# Work order A
From the discussion of obesity among hospitalized patients, transcribe the passage that begins at the words "Although the acceleration" and ends after the words "and hospital costs.".
# Work order B
Answer the following questions using the discussion of obesity among hospitalized patients.
(i) What prevalence of obesity in United States hospital discharges did the study find?
(ii) Since what year has the acceleration in obesity prevalence slowed in the general United States population?
(iii) What decrease in mortality did a previous study associate with obesity in hospitalized sepsis patients?

# Passage for review
◆ ◆ ◆ ◆ ◆
Our study showed that the prevalence of obesity in United States hospital discharges is 8.11 percent, with a growing trend among males and females, all races, and both rural and urban areas. In addition, while the overall low, medium, and high risk of death in obese hospitalized patients was higher than in non-obese hospitalized patients, the overall mortality in non-obese hospitalized patients was higher. Furthermore, the total mean charge, admission period, and average hospital stay were greater than in obese hospitalized patients. Interestingly, analysis showed that the risk of death in hospital among obese hospitalized patients was decreased approximately 24%, compared to non-obese inpatients. However, evidence showed that any comorbidity could increase the likelihood of hospital death among obese hospitalized patients, but uncomplicated diabetes and hypertension had protective role with regard to in-hospital mortality. Data revealed that obese hospitalized patients had the highest rates of comorbidities such as diabetes with chronic complications, uncomplicated diabetes, pulmonary circulation disorders, depression, congestive heart failure, chronic pulmonary disease, hypertension, renal failure, hypothyroidism, psychoses, and liver disease.
Although the acceleration in obesity prevalence slowed in the general United States population since 2007 (11), it has increased among hospitalized patients and is expected to rise in coming years. Consequently, we expect increased length of hospital stay and hospital costs.
Obesity is an important risk factor for mortality, associated with metabolic syndrome, type 2 diabetes mellitus, hypertension, hyperlipidemia, and certain types of cancer. In addition, numerous studies have analyzed obesity as an independent risk factor for all-cause mortality. However, few studies have compared admission disease severity, risk of dying, and mortality between obese and non-obese hospital patients. Based on the findings of our study, although the total moderate, major, and extreme likelihood of death based on admission disease severity was higher in obese individuals, in-hospital mortality was higher in non-obese patients. It is difficult to explain this result, but it might be related to little data about the relationship between obesity and chronic disease outcomes, especially among hospitalized individuals (9). Another possible explanation for this outcome is the significant weight loss that comes with progression of many severe chronic diseases associated with obesity. For example, in patients over 65 years of age, increases in severe chronic diseases are associated with increased rates of sarcopenic obesity defined by changes in body composition, such as high body fat, reduced muscle mass, and possible weight loss (12, 13). Furthermore, a previous study found obesity in hospitalized sepsis patients to be significantly associated with a 16 % decrease in mortality (14). Such findings add to the emerging evidence base about the paradox of obesity. This is an important issue for future research.
◆ ◆ ◆ ◆ ◆
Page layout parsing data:
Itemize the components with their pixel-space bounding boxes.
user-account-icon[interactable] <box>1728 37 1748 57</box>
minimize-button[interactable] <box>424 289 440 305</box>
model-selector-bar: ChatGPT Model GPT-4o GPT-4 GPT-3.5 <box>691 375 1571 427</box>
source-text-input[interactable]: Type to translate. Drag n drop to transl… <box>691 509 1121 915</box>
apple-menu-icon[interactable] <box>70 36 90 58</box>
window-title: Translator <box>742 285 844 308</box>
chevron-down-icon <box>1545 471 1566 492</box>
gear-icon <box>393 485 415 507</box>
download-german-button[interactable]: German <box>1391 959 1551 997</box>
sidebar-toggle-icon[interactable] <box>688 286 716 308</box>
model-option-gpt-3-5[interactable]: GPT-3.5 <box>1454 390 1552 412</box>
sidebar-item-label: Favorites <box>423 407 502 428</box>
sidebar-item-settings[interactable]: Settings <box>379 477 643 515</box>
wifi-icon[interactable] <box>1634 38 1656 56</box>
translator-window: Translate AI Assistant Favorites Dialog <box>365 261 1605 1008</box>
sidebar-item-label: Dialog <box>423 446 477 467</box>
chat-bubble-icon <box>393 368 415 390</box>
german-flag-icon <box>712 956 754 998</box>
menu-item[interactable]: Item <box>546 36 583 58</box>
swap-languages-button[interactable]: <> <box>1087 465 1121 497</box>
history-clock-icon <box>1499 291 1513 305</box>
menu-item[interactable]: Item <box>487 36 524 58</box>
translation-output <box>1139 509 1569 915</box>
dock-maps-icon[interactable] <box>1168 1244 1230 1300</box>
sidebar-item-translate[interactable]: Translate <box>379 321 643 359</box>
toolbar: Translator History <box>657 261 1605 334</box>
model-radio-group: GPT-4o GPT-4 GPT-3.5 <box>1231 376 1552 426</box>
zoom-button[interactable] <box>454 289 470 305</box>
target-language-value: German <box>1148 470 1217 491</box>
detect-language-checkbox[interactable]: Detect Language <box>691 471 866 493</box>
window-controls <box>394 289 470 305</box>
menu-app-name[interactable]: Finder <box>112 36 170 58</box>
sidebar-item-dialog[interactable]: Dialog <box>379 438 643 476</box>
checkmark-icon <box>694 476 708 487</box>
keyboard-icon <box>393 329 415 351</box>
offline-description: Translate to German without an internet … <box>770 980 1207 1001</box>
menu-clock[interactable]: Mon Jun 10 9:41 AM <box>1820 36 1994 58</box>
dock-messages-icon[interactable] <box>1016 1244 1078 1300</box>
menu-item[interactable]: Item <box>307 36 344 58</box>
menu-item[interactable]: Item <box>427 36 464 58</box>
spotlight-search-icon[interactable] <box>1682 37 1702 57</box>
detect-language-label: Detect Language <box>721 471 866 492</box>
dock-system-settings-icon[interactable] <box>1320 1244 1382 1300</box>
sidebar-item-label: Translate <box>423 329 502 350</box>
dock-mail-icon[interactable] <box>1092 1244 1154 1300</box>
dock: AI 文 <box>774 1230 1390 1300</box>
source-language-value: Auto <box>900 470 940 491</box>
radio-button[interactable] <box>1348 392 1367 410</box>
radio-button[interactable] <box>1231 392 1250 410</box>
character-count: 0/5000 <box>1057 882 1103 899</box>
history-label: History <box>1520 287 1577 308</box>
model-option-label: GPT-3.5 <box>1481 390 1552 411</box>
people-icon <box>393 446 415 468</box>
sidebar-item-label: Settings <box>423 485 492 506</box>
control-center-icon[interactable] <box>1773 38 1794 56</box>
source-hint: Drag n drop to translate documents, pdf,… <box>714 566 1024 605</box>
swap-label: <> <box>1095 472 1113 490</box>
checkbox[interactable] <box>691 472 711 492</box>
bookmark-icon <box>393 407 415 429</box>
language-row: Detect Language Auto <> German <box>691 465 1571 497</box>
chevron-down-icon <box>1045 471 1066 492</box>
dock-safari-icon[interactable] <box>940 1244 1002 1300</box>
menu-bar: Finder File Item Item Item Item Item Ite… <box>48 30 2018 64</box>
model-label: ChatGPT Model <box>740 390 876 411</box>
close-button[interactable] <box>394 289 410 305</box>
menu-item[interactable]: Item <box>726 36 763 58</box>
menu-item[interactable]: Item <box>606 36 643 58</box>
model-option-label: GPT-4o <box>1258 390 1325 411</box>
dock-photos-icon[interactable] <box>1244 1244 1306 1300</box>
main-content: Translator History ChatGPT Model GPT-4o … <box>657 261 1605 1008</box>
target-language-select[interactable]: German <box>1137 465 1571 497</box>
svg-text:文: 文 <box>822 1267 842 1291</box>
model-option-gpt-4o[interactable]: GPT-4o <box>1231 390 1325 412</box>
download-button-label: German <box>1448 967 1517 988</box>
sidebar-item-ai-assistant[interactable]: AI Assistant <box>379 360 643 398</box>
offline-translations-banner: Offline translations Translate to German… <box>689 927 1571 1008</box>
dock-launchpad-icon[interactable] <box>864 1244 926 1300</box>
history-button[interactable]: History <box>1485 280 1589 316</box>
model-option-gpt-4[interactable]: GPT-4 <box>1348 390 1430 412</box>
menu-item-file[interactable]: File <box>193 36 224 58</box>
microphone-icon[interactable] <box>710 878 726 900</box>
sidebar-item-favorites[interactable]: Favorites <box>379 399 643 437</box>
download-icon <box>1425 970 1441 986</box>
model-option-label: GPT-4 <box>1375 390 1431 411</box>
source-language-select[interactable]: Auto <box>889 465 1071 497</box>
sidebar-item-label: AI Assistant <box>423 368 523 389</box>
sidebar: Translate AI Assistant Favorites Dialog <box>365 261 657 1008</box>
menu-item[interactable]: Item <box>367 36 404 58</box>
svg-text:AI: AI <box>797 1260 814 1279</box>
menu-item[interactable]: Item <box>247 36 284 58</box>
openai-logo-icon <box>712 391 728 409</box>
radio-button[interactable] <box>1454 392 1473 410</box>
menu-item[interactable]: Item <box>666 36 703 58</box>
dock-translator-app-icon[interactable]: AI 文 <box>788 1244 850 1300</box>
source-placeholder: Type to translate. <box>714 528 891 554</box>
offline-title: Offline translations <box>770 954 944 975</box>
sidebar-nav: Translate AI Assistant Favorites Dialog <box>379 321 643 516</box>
◆ ◆ ◆ ◆ ◆
# Written reply A
Although the acceleration in obesity prevalence slowed in the general United States population since 2007 (11), it has increased among hospitalized patients and is expected to rise in coming years. Consequently, we expect increased length of hospital stay and hospital costs.

# Written reply B
(i) 8.11 percent.
(ii) 2007.
(iii) A significant decrease of 16%.